- GIVEN PROBLEM -
Check every line of the entries below for the word "where", and copy the ones that have it.

- GIVEN RECORDS -

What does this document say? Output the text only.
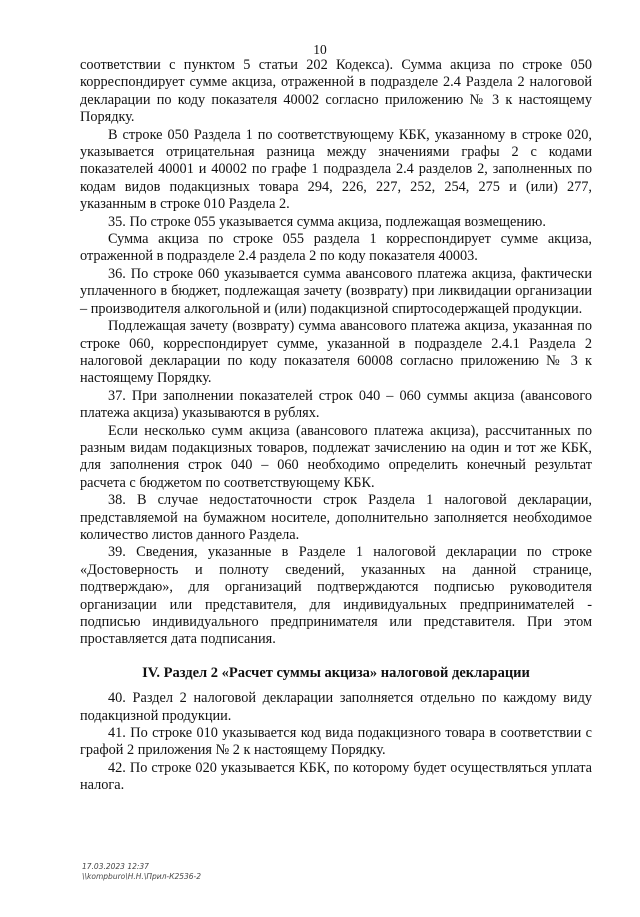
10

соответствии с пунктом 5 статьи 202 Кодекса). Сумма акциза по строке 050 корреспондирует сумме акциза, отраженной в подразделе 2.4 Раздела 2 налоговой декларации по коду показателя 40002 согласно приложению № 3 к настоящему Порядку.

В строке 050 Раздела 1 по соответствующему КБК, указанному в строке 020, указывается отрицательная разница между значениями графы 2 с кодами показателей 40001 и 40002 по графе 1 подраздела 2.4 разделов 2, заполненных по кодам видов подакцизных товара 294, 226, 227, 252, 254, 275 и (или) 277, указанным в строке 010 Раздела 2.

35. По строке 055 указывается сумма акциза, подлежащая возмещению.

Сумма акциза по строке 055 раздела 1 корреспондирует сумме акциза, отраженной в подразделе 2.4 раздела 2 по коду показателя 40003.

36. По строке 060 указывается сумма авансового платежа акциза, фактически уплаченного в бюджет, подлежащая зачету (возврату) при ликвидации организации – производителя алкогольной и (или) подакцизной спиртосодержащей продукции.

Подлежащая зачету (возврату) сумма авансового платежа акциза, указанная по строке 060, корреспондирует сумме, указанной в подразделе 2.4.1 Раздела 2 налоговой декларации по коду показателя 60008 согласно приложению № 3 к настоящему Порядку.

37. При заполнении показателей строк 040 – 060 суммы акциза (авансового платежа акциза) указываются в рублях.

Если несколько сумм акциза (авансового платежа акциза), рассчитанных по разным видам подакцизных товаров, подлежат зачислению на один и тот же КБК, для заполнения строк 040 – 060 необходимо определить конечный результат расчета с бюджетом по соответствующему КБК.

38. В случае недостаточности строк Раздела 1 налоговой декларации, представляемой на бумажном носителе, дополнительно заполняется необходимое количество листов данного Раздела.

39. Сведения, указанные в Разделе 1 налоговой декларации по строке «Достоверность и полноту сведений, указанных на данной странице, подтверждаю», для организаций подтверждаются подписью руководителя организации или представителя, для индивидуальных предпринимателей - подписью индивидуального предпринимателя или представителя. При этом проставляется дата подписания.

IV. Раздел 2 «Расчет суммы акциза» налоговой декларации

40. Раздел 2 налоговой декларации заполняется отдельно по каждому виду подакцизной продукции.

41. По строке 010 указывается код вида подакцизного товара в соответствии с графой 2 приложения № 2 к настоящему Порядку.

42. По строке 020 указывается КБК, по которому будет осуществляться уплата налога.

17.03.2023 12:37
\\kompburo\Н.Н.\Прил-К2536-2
==
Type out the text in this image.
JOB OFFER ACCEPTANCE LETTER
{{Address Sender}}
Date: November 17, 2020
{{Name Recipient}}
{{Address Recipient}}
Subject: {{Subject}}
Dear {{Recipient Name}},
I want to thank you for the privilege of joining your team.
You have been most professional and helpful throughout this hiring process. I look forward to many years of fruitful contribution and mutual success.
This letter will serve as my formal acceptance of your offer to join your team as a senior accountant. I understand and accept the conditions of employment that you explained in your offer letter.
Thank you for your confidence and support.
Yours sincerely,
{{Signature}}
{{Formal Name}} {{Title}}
==
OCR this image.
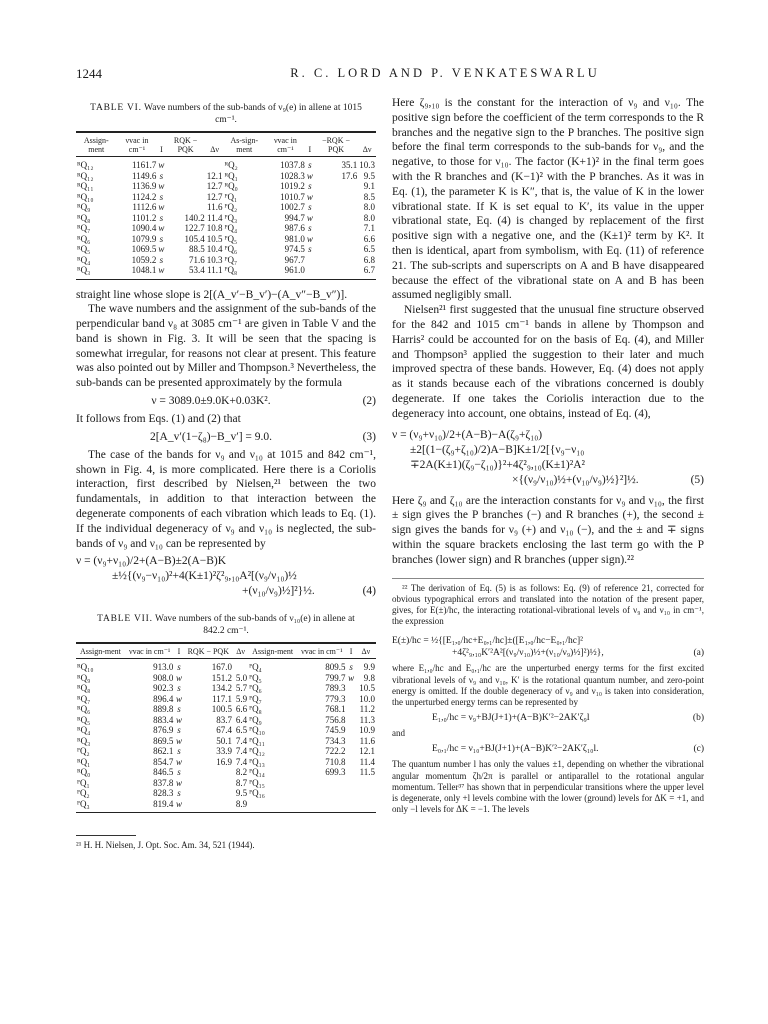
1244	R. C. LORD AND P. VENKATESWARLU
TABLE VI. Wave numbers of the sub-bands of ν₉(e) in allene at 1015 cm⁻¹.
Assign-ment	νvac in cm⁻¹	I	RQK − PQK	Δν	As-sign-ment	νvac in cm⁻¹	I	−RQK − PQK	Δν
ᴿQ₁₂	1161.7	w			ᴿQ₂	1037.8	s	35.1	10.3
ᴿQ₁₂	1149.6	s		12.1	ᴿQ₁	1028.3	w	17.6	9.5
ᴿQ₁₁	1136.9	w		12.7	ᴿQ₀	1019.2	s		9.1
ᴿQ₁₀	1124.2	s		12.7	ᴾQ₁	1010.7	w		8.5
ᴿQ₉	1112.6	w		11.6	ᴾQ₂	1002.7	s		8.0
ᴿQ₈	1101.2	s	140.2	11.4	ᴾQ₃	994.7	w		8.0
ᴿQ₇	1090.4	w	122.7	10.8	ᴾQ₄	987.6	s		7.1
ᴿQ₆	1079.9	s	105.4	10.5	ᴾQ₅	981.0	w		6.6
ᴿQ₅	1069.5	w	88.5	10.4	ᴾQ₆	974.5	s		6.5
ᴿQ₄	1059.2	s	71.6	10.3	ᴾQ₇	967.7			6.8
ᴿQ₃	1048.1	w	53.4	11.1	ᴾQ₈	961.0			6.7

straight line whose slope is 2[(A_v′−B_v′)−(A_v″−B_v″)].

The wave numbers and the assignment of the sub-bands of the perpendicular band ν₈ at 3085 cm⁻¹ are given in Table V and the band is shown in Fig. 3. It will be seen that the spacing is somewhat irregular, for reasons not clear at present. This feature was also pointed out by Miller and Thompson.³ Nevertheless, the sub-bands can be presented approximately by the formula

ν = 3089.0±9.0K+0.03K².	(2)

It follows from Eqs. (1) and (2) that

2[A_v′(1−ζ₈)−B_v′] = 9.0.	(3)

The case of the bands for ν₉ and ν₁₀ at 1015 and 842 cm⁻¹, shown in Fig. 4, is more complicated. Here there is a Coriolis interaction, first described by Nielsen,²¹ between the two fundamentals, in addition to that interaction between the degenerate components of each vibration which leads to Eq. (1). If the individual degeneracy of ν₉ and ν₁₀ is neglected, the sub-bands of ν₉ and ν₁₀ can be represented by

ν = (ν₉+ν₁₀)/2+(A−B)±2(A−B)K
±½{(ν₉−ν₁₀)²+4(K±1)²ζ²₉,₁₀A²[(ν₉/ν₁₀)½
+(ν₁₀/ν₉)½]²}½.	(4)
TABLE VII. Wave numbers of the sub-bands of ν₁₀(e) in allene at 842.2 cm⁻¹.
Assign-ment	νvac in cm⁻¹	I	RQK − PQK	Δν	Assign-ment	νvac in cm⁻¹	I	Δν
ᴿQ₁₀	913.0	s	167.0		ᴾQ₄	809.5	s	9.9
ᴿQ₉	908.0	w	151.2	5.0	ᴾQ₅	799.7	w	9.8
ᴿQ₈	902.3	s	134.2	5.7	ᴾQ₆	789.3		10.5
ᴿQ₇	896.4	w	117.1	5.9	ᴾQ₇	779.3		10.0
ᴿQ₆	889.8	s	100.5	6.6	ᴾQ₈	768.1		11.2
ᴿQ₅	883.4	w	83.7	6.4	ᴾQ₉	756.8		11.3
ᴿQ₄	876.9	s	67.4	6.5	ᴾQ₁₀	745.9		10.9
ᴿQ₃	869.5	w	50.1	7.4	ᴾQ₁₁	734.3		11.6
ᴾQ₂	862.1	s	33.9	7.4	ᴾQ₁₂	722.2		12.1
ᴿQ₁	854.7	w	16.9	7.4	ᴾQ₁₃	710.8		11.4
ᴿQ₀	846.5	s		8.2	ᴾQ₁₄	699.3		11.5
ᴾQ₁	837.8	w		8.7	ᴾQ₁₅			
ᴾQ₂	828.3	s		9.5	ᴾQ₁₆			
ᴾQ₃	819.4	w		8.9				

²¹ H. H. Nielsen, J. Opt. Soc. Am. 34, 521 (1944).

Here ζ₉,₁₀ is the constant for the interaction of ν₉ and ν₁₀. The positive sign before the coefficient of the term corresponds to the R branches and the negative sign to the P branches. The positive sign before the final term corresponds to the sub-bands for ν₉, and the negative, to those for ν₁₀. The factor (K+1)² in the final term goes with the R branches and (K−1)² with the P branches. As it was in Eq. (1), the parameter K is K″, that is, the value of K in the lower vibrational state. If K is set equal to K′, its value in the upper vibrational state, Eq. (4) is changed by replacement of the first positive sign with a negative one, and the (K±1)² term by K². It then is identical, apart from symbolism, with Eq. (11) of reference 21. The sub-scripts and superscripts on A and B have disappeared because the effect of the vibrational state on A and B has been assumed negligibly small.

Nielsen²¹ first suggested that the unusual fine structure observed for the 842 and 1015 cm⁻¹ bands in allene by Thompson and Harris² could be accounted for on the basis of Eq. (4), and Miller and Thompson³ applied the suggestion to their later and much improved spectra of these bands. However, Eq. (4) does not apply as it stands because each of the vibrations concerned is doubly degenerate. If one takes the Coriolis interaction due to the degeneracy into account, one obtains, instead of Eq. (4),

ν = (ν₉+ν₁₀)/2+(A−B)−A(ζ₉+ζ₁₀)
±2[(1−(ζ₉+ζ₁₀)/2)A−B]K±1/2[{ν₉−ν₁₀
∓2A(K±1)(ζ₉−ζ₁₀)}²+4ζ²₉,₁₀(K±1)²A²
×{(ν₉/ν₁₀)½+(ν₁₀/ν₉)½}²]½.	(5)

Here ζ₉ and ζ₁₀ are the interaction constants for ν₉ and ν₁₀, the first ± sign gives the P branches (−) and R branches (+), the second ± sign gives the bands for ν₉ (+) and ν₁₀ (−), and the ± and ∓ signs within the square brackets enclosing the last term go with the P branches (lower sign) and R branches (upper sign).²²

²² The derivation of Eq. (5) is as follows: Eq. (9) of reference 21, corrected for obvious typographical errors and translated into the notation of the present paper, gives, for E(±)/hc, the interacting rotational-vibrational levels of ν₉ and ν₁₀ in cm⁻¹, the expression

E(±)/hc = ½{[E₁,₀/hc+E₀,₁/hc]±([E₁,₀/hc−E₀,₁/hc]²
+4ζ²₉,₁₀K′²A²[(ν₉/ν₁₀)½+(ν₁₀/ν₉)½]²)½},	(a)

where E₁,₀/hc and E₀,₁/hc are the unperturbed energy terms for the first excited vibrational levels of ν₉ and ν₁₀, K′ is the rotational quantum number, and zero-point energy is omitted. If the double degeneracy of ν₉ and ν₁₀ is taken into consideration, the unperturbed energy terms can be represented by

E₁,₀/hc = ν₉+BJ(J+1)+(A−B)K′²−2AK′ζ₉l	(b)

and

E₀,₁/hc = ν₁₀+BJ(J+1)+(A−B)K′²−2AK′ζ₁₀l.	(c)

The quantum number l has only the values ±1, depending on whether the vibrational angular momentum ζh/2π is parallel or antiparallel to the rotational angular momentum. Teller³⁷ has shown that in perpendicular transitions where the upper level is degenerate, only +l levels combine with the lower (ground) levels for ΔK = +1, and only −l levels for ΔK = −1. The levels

- ANSWER TO THIS PROBLEM -
where E₁,₀/hc and E₀,₁/hc are the unperturbed energy terms for the first excited vibrational levels of ν₉ and ν₁₀, K′ is the rotational quantum number, and zero-point energy is omitted. If the double degeneracy of ν₉ and ν₁₀ is taken into consideration, the unperturbed energy terms can be represented by
The quantum number l has only the values ±1, depending on whether the vibrational angular momentum ζh/2π is parallel or antiparallel to the rotational angular momentum. Teller³⁷ has shown that in perpendicular transitions where the upper level is degenerate, only +l levels combine with the lower (ground) levels for ΔK = +1, and only −l levels for ΔK = −1. The levels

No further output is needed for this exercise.